_Task to complete:_ From the listing below, pull out all lines with "следующая" in them.

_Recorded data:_

━━━━━━━━

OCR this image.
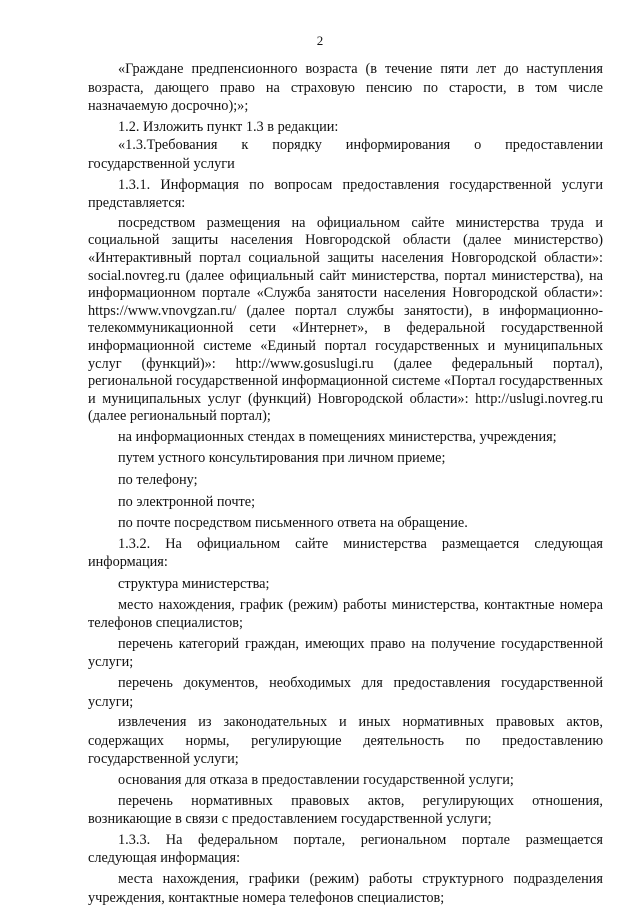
2

«Граждане предпенсионного возраста (в течение пяти лет до наступления возраста, дающего право на страховую пенсию по старости, в том числе назначаемую досрочно);»;

1.2. Изложить пункт 1.3 в редакции:

«1.3.Требования к порядку информирования о предоставлении государственной услуги

1.3.1. Информация по вопросам предоставления государственной услуги представляется:

посредством размещения на официальном сайте министерства труда и социальной защиты населения Новгородской области (далее министерство) «Интерактивный портал социальной защиты населения Новгородской области»: social.novreg.ru (далее официальный сайт министерства, портал министерства), на информационном портале «Служба занятости населения Новгородской области»: https://www.vnovgzan.ru/ (далее портал службы занятости), в информационно-телекоммуникационной сети «Интернет», в федеральной государственной информационной системе «Единый портал государственных и муниципальных услуг (функций)»: http://www.gosuslugi.ru (далее федеральный портал), региональной государственной информационной системе «Портал государственных и муниципальных услуг (функций) Новгородской области»: http://uslugi.novreg.ru (далее региональный портал);

на информационных стендах в помещениях министерства, учреждения;

путем устного консультирования при личном приеме;

по телефону;

по электронной почте;

по почте посредством письменного ответа на обращение.

1.3.2. На официальном сайте министерства размещается следующая информация:

структура министерства;

место нахождения, график (режим) работы министерства, контактные номера телефонов специалистов;

перечень категорий граждан, имеющих право на получение государственной услуги;

перечень документов, необходимых для предоставления государственной услуги;

извлечения из законодательных и иных нормативных правовых актов, содержащих нормы, регулирующие деятельность по предоставлению государственной услуги;

основания для отказа в предоставлении государственной услуги;

перечень нормативных правовых актов, регулирующих отношения, возникающие в связи с предоставлением государственной услуги;

1.3.3. На федеральном портале, региональном портале размещается следующая информация:

места нахождения, графики (режим) работы структурного подразделения учреждения, контактные номера телефонов специалистов;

━━━━━━━━

_Task solution:_
1.3.2. На официальном сайте министерства размещается следующая информация:
1.3.3. На федеральном портале, региональном портале размещается следующая информация:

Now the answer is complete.